* _GOAL_
Gather every line holding the string "color".

* _Extracted data entries_
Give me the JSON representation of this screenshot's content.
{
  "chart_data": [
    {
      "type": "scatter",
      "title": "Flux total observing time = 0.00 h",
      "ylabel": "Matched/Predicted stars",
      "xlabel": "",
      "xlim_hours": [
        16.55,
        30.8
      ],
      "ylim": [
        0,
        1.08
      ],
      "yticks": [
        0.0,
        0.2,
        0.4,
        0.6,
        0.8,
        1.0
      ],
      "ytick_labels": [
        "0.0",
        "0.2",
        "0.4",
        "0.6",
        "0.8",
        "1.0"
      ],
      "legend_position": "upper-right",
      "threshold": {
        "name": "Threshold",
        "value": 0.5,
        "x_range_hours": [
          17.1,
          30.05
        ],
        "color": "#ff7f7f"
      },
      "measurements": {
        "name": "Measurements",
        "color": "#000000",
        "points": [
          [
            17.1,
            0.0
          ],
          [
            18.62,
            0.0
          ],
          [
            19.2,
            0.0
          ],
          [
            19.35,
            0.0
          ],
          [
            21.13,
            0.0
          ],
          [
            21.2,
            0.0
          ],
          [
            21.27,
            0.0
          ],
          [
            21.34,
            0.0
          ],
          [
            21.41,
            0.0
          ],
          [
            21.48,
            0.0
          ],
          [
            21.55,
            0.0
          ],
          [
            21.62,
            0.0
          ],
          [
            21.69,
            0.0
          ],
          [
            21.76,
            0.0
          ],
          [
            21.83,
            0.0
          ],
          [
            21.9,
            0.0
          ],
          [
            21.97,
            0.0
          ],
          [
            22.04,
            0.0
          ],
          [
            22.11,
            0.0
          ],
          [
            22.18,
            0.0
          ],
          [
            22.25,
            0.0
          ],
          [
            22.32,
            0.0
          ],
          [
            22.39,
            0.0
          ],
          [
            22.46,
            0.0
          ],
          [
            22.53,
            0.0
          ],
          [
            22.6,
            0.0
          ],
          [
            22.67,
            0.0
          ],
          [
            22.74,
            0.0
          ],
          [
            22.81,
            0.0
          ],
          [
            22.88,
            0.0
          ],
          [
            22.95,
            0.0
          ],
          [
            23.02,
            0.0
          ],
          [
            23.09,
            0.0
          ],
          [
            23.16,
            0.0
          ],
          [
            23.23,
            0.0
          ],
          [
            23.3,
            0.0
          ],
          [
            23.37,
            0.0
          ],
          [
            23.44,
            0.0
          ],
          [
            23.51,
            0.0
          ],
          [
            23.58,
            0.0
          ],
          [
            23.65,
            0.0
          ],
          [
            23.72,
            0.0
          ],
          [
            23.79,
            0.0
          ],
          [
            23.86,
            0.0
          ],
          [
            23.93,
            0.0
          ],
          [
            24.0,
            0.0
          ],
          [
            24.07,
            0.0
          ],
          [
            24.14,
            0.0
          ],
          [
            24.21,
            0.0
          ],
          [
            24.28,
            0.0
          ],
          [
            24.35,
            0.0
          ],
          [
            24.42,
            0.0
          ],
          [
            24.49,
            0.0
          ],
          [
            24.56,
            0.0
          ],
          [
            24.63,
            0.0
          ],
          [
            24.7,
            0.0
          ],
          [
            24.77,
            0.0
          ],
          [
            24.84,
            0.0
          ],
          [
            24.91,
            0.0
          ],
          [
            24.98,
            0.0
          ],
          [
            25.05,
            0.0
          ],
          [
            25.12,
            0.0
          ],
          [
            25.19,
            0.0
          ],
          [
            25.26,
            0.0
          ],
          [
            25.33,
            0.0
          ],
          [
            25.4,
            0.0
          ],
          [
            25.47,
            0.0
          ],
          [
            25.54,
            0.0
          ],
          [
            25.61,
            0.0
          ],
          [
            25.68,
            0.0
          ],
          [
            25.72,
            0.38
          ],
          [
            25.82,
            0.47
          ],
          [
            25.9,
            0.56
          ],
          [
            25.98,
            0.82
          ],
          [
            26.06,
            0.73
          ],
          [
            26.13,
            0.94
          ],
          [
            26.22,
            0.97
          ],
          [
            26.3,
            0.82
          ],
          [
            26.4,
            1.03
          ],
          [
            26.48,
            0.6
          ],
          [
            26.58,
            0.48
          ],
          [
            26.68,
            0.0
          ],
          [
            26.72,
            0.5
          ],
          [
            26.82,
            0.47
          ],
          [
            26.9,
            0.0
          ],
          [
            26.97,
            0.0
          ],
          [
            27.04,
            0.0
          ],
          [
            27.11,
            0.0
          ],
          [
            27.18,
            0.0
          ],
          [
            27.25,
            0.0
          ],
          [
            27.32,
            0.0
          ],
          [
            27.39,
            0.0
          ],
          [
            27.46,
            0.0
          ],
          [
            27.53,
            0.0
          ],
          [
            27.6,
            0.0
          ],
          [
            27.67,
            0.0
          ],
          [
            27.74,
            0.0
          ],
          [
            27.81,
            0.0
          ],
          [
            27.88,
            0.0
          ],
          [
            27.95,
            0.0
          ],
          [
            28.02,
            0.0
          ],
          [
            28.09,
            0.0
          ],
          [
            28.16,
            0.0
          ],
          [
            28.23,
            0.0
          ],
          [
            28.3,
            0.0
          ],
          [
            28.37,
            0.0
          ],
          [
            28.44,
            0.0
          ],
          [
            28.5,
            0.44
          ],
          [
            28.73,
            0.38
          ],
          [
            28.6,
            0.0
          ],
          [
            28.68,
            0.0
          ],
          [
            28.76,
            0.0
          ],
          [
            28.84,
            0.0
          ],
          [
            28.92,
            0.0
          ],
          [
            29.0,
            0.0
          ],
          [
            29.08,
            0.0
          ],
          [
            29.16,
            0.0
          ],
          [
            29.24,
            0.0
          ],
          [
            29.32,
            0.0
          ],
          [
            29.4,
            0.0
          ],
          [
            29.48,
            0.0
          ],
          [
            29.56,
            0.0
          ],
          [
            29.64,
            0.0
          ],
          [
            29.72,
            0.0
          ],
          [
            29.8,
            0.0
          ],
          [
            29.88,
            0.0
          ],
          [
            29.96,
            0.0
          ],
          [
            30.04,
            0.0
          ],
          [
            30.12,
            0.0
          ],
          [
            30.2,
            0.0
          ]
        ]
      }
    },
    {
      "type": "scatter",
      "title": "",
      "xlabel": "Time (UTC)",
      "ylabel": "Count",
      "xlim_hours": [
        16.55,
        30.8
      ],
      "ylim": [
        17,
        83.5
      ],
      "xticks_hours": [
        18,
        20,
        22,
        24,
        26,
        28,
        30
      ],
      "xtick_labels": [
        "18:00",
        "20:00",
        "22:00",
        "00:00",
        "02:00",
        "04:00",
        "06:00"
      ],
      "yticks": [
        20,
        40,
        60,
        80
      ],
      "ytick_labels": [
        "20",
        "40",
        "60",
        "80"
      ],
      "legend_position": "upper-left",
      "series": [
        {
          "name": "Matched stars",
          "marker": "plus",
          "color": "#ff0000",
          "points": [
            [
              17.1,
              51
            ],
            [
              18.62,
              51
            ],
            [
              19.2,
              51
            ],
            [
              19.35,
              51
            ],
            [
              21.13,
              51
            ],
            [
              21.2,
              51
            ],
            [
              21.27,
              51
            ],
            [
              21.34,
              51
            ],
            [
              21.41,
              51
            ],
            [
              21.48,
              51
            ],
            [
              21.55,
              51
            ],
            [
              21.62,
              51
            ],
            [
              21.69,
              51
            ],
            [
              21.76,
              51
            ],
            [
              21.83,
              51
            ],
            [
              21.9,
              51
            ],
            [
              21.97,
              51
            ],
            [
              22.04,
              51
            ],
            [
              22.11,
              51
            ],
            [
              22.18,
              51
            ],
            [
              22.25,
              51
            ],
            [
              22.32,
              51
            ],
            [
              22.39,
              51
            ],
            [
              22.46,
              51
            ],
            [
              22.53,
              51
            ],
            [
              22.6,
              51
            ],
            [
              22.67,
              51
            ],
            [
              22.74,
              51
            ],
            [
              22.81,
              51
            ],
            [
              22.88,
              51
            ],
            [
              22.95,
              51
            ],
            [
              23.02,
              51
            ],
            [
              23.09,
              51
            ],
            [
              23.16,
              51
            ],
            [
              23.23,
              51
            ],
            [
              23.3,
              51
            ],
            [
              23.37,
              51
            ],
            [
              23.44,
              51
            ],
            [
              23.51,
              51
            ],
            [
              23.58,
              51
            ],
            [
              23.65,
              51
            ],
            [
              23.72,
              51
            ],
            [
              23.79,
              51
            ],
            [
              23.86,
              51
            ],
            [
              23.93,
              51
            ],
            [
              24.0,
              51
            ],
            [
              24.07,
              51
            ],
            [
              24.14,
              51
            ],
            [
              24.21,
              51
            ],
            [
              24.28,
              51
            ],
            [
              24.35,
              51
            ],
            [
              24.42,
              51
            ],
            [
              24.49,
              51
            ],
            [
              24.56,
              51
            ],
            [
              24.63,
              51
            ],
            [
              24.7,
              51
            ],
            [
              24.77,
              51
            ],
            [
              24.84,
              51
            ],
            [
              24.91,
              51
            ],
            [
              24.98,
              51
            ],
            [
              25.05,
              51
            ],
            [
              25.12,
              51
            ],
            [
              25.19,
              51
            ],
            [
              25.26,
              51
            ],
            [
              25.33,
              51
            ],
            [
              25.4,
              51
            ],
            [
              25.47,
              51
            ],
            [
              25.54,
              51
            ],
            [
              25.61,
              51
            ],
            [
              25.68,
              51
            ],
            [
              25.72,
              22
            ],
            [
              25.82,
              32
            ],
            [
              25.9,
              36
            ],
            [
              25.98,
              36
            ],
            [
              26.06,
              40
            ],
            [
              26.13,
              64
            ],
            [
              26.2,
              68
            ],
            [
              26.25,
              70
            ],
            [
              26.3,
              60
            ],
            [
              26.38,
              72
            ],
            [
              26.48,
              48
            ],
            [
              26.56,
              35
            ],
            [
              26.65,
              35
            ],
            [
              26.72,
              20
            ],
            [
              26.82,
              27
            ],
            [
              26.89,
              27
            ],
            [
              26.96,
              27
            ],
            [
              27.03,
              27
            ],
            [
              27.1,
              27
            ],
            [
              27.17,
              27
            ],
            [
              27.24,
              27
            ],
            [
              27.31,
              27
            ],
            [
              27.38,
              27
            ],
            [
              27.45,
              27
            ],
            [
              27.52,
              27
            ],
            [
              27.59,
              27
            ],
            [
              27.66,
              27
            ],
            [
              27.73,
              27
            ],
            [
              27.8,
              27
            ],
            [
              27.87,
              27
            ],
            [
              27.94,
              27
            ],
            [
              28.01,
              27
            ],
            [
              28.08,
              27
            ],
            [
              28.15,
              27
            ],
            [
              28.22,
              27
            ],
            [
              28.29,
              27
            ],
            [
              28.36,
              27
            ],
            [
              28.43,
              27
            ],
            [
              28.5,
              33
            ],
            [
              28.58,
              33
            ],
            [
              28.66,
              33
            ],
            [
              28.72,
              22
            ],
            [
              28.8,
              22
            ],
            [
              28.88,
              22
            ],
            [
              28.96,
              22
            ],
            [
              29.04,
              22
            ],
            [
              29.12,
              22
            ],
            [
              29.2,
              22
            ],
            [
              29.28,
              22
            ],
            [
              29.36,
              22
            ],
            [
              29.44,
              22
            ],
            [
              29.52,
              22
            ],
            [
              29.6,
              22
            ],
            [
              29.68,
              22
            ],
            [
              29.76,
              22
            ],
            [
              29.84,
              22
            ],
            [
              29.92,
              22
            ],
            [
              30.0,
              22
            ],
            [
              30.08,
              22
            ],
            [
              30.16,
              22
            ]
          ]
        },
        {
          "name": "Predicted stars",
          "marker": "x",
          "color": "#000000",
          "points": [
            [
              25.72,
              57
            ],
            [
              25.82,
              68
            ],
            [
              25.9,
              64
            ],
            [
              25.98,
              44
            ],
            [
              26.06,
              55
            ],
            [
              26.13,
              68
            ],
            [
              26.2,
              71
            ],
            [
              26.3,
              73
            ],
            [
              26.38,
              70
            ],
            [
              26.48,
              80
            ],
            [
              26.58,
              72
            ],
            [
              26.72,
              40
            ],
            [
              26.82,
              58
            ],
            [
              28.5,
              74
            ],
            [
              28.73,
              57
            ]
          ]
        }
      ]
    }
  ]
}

* _EXPECTED ANSWER_
        "color": "#ff7f7f"
        "color": "#000000",
          "color": "#ff0000",
          "color": "#000000",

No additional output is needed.